=== What you should do ===
Every record below should be transcribed exactly. Omit the images.
-------------------------
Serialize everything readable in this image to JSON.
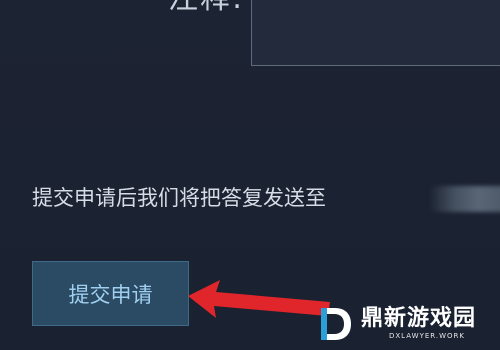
{
  "form": {
    "note_label": "注释:",
    "info_text": "提交申请后我们将把答复发送至",
    "submit_label": "提交申请"
  },
  "watermark": {
    "title": "鼎新游戏园",
    "subtitle": "DXLAWYER.WORK"
  },
  "colors": {
    "background": "#1b2130",
    "button_bg": "#2b4a63",
    "button_text": "#9fd0f0",
    "arrow": "#e0262a"
  },
  "icons": {
    "arrow": "red-arrow-icon",
    "logo": "d-logo-icon"
  }
}
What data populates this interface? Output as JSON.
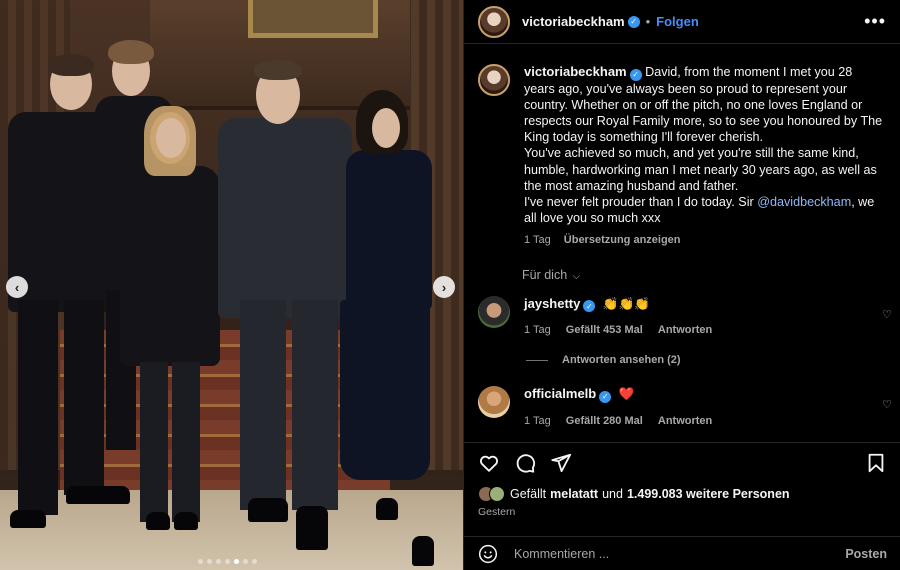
-------------------------
=== Full solution ===
Serialize everything readable in this image to JSON.
{
  "form": {
    "note_label": "注释:",
    "info_text": "提交申请后我们将把答复发送至",
    "submit_label": "提交申请"
  },
  "watermark": {
    "title": "鼎新游戏园",
    "subtitle": "DXLAWYER.WORK"
  },
  "colors": {
    "background": "#1b2130",
    "button_bg": "#2b4a63",
    "button_text": "#9fd0f0",
    "arrow": "#e0262a"
  },
  "icons": {
    "arrow": "red-arrow-icon",
    "logo": "d-logo-icon"
  }
}
What data populates this interface? Output as JSON.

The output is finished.